» **Task A**
Reproduce verbatim the lines of the listing starting at the line that contains "455, 497, 476]" and ending at the line that contains "492, 553, 508]".

» **Selected excerpt**

↓↓↓

The Band’s Visit
Exquisite musical adaptation of the 2007 Israeli film by David Yazbek and Itamar Moses has wonderfully subtle performances by Tony Shalhoub and Katrina Lenk.
[avatar user=”Victor Gluck” size=”96″ align=”left” ] Victor Gluck, Editor-in-Chief[/avatar]
Note: This review is of the previous Off Broadway production.
When was the last time that you saw a new musical in which you cared about the characters and held your breath as you worried about how things would turn out for them? The stage version of The Band’s Visit, the 2007 Israeli movie, is one of those rare musicals.
Adapted by composer/lyricist David Yazbek (The Full Monty, Dirty Rotten Scoundrels) and playwright Itamar Moses (The Fortress of Solitude, The Four of Us) from the original screenplay by Eran Kolirin, the stage version now at Atlantic Theater Company is extremely faithful to the movie while at the same time fleshing out the secondary stories and making them as compelling as the main plot. Tony Shalhoub, Katrina Lenk and a cast of 12, some of whom double as members of the show’s orchestra, give exquisitely nuanced performances that are heart-breaking in their poignancy. Director David Cromer who did such fine work with Our Town, Tribes and The Effect has done it once again.

↑↑↑

» **Task B**
Name every person mentioned in the review of The Band's Visit.

» **Given records**

↓↓↓

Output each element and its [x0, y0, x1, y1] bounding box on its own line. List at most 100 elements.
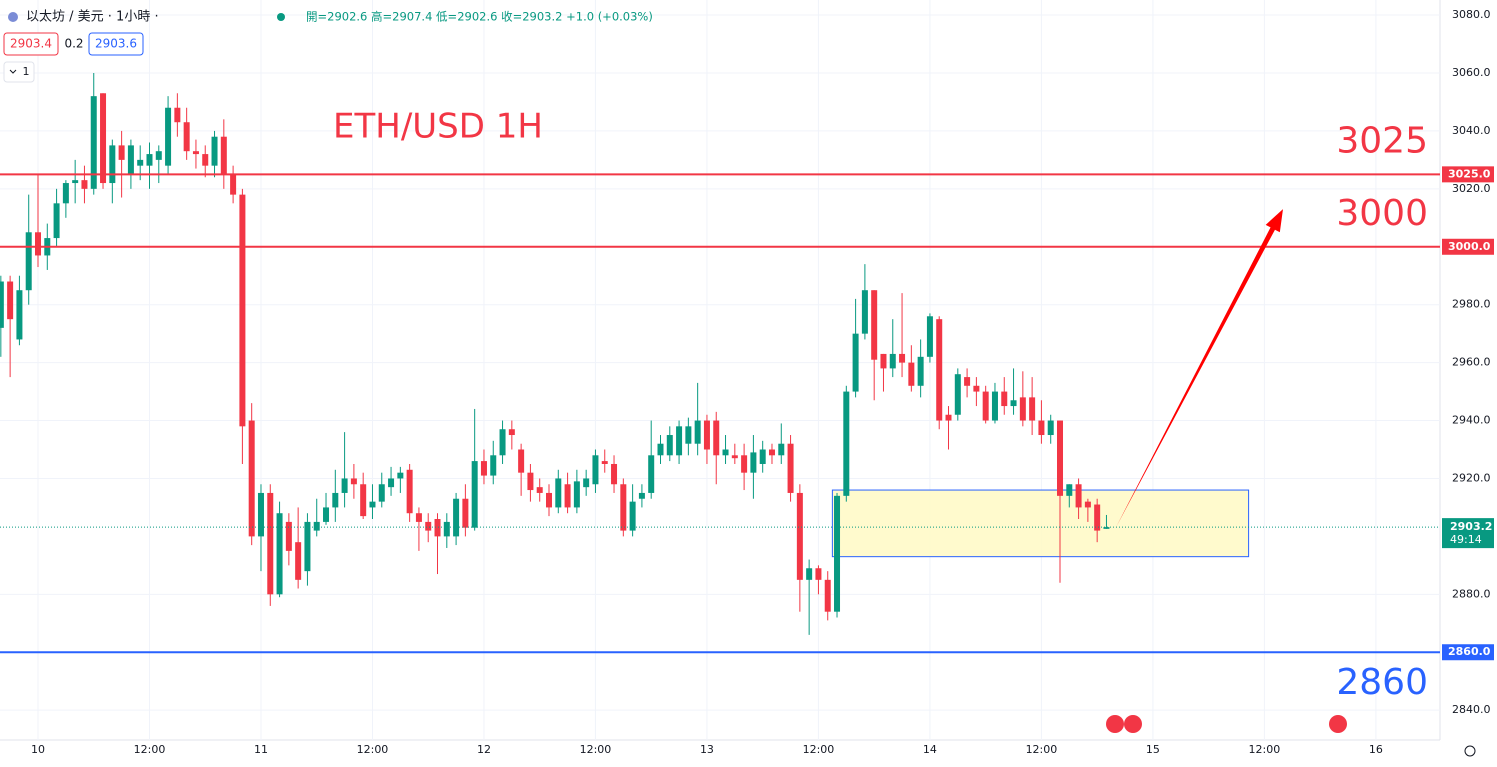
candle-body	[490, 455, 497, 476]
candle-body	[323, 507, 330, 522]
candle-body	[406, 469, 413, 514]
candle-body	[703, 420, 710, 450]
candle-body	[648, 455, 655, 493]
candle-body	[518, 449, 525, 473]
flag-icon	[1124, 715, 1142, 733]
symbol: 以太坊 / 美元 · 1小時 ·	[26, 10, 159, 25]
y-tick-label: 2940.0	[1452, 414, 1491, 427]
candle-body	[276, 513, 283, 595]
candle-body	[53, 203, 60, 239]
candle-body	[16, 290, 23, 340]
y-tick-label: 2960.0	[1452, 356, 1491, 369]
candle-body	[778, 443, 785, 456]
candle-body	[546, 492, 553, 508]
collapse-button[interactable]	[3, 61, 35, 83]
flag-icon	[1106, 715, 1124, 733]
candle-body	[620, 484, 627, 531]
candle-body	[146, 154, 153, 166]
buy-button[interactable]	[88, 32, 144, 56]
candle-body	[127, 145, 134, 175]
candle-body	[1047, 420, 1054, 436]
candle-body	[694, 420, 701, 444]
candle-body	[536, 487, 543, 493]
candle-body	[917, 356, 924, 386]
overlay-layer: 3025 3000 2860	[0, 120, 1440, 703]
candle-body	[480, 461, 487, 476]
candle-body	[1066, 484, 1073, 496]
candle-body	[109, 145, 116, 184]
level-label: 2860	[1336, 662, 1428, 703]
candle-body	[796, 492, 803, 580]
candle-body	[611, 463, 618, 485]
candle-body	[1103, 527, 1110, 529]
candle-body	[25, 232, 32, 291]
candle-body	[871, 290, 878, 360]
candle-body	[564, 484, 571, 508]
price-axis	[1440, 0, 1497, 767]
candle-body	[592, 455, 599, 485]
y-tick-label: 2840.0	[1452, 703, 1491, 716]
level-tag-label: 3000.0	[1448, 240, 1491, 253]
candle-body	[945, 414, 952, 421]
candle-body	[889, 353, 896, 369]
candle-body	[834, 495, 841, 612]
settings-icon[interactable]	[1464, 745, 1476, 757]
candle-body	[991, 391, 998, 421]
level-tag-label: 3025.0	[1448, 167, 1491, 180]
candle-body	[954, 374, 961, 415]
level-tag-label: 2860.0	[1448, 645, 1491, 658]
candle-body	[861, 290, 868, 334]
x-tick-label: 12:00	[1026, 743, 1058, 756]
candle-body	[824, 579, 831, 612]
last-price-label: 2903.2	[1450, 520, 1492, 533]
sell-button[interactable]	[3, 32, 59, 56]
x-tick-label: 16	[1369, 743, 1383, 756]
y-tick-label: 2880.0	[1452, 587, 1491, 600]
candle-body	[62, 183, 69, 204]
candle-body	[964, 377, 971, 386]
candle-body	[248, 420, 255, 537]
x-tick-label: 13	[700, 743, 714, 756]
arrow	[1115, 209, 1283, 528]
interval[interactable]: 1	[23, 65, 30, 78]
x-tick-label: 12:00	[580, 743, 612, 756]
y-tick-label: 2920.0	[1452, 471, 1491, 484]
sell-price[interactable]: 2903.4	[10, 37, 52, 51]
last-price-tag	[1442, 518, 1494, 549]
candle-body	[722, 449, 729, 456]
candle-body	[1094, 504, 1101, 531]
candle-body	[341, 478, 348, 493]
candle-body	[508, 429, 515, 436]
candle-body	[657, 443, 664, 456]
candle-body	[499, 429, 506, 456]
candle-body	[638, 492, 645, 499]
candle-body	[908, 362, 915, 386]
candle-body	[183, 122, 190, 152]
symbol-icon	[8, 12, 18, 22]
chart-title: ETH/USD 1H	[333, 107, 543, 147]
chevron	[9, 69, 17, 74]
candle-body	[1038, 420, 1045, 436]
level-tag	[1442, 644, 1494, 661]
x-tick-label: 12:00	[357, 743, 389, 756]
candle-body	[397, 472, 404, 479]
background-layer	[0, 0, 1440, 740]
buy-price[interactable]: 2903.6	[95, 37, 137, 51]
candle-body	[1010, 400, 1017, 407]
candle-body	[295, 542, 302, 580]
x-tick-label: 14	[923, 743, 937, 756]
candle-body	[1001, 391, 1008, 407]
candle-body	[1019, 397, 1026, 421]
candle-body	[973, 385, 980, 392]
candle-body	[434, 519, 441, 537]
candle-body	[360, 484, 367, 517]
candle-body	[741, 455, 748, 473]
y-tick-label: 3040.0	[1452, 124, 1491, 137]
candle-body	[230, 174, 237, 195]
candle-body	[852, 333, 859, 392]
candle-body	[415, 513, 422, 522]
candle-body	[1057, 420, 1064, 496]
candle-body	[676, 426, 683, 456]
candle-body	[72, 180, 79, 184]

↑↑↑

» **Output A**
candle-body	[490, 455, 497, 476]
candle-body	[323, 507, 330, 522]
candle-body	[406, 469, 413, 514]
candle-body	[703, 420, 710, 450]
candle-body	[648, 455, 655, 493]
candle-body	[518, 449, 525, 473]
flag-icon	[1124, 715, 1142, 733]
symbol: 以太坊 / 美元 · 1小時 ·	[26, 10, 159, 25]
y-tick-label: 2940.0	[1452, 414, 1491, 427]
candle-body	[276, 513, 283, 595]
candle-body	[53, 203, 60, 239]
candle-body	[16, 290, 23, 340]
y-tick-label: 2960.0	[1452, 356, 1491, 369]
candle-body	[778, 443, 785, 456]
candle-body	[546, 492, 553, 508]

» **Output B**
Victor Gluck
David Yazbek
Itamar Moses
Tony Shalhoub
Katrina Lenk
Eran Kolirin
David Cromer